---------- RECORD LIST

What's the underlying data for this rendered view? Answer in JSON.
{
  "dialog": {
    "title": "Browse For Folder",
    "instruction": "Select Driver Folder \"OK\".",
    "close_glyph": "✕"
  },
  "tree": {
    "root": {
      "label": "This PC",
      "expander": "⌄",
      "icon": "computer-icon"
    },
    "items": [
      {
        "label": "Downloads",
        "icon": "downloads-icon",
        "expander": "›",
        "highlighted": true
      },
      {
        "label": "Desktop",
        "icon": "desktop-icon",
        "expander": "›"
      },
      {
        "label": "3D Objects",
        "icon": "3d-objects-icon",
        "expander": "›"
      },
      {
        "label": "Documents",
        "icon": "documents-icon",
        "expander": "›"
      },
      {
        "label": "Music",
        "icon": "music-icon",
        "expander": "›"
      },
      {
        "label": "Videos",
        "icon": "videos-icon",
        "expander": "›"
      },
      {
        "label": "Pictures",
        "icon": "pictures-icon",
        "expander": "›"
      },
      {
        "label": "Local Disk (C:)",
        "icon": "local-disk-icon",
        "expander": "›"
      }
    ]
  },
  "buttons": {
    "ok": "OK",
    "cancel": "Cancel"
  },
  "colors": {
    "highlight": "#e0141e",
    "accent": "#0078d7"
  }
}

--------------------

SET TASK:
Search the data above for the word "icon", then gather each line in which it appears.

ANSWER:
      "icon": "computer-icon"
        "icon": "downloads-icon",
        "icon": "desktop-icon",
        "icon": "3d-objects-icon",
        "icon": "documents-icon",
        "icon": "music-icon",
        "icon": "videos-icon",
        "icon": "pictures-icon",
        "icon": "local-disk-icon",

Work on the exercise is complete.